Task objective: Find the number of lines below in which the word "transform" appears, and write that number only.

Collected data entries
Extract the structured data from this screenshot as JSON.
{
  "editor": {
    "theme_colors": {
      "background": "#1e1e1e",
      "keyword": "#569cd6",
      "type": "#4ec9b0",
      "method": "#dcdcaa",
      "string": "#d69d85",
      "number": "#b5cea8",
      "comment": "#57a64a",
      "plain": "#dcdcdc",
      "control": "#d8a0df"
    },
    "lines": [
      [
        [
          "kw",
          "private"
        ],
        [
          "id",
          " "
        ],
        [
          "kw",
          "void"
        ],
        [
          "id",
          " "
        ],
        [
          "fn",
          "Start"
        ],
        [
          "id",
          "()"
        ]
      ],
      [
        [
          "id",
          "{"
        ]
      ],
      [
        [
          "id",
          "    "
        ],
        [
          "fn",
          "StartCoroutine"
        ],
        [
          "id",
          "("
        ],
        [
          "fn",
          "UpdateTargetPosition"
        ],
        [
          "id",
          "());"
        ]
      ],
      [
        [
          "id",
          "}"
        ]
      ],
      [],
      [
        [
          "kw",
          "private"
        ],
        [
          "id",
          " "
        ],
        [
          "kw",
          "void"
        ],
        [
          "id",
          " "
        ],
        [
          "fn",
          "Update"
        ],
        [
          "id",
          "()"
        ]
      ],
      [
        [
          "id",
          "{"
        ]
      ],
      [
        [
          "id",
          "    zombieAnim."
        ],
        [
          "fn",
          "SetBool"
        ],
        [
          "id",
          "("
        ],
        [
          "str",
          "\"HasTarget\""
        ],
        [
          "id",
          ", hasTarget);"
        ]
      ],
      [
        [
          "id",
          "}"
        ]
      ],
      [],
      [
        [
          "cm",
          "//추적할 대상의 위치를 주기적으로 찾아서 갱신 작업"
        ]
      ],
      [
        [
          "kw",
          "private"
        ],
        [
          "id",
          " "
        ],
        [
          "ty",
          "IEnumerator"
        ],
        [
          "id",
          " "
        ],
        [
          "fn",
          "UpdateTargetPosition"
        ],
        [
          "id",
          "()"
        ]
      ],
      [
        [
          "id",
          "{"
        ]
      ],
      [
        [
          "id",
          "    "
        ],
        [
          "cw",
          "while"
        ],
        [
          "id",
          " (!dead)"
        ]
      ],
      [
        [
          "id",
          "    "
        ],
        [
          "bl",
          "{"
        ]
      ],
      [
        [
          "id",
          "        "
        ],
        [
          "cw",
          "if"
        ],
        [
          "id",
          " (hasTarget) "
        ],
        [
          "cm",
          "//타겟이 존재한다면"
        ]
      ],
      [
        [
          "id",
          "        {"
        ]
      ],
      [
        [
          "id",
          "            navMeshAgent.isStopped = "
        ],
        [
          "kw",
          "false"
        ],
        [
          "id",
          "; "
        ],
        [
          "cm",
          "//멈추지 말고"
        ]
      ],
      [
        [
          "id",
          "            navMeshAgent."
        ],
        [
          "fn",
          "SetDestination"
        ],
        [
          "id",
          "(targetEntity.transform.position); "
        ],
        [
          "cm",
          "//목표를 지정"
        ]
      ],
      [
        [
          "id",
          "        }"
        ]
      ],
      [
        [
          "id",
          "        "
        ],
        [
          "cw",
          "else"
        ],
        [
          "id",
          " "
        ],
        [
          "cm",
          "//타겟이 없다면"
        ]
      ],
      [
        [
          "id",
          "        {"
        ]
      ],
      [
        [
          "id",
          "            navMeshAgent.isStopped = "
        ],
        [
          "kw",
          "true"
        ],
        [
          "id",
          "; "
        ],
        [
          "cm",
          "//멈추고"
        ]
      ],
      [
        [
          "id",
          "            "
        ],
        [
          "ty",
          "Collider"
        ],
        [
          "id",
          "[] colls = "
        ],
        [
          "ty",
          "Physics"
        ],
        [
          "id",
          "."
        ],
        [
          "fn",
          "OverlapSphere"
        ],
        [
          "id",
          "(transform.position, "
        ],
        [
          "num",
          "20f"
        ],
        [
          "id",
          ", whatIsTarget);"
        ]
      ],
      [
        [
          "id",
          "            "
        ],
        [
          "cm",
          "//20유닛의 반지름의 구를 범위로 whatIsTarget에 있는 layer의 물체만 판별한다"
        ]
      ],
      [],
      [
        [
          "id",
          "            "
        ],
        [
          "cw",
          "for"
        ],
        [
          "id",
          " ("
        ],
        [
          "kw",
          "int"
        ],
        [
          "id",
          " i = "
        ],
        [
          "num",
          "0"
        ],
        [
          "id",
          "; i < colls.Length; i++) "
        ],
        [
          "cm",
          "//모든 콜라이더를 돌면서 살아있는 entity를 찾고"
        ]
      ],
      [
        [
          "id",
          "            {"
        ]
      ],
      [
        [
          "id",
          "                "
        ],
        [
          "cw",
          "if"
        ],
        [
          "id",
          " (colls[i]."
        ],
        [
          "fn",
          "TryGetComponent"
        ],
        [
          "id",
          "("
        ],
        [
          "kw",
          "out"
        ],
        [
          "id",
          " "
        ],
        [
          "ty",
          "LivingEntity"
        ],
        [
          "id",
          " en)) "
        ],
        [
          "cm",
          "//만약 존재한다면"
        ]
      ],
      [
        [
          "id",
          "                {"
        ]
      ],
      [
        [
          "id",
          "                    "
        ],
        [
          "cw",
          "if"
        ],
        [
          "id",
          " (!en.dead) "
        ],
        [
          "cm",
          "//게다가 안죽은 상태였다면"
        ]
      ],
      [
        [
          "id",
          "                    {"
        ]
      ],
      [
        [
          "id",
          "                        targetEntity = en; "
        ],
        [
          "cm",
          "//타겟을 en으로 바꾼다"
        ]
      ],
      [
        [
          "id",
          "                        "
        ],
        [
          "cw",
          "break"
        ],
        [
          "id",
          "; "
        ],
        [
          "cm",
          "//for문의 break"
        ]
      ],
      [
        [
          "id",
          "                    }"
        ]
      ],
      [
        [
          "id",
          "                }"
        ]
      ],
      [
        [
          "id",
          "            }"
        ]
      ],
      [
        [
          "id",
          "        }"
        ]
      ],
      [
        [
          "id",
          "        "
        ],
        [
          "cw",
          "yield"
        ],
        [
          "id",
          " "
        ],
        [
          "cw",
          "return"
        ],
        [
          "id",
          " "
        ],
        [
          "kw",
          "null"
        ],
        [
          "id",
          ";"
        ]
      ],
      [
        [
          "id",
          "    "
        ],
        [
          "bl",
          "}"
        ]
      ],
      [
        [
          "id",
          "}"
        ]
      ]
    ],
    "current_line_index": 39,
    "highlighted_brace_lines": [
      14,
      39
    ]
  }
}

Output for this exercise: 2